Report every line below that contains the word "shelves".

Records:
•••••

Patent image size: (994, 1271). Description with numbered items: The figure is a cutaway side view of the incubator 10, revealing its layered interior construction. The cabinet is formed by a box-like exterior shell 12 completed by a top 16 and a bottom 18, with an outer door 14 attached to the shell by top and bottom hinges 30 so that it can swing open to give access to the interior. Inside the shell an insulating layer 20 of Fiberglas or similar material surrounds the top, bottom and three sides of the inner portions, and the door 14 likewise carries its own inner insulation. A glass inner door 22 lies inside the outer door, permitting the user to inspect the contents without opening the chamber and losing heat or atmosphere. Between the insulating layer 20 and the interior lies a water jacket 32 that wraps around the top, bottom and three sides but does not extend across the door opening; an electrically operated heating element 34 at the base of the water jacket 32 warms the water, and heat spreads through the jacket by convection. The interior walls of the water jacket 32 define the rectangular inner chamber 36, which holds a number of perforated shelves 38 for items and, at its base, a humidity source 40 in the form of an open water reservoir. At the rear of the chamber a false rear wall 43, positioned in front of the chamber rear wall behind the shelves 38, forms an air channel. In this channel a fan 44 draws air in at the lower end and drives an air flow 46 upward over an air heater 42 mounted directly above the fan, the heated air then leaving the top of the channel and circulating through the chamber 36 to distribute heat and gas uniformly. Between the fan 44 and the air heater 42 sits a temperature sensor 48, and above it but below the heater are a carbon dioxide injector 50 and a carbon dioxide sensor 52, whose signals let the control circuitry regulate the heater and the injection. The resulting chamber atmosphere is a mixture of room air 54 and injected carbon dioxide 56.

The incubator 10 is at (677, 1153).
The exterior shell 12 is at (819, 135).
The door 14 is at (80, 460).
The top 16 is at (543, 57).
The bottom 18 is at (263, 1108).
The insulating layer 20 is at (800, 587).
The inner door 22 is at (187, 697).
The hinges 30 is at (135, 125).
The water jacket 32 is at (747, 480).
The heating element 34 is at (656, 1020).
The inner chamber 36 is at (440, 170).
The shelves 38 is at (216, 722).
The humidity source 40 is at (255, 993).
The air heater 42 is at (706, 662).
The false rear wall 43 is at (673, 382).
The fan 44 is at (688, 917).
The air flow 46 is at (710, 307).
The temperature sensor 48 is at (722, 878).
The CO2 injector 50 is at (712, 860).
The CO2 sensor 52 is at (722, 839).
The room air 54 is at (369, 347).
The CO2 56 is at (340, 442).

•••••

Solved problem:
Patent image size: (994, 1271). Description with numbered items: The figure is a cutaway side view of the incubator 10, revealing its layered interior construction. The cabinet is formed by a box-like exterior shell 12 completed by a top 16 and a bottom 18, with an outer door 14 attached to the shell by top and bottom hinges 30 so that it can swing open to give access to the interior. Inside the shell an insulating layer 20 of Fiberglas or similar material surrounds the top, bottom and three sides of the inner portions, and the door 14 likewise carries its own inner insulation. A glass inner door 22 lies inside the outer door, permitting the user to inspect the contents without opening the chamber and losing heat or atmosphere. Between the insulating layer 20 and the interior lies a water jacket 32 that wraps around the top, bottom and three sides but does not extend across the door opening; an electrically operated heating element 34 at the base of the water jacket 32 warms the water, and heat spreads through the jacket by convection. The interior walls of the water jacket 32 define the rectangular inner chamber 36, which holds a number of perforated shelves 38 for items and, at its base, a humidity source 40 in the form of an open water reservoir. At the rear of the chamber a false rear wall 43, positioned in front of the chamber rear wall behind the shelves 38, forms an air channel. In this channel a fan 44 draws air in at the lower end and drives an air flow 46 upward over an air heater 42 mounted directly above the fan, the heated air then leaving the top of the channel and circulating through the chamber 36 to distribute heat and gas uniformly. Between the fan 44 and the air heater 42 sits a temperature sensor 48, and above it but below the heater are a carbon dioxide injector 50 and a carbon dioxide sensor 52, whose signals let the control circuitry regulate the heater and the injection. The resulting chamber atmosphere is a mixture of room air 54 and injected carbon dioxide 56.
The shelves 38 is at (216, 722).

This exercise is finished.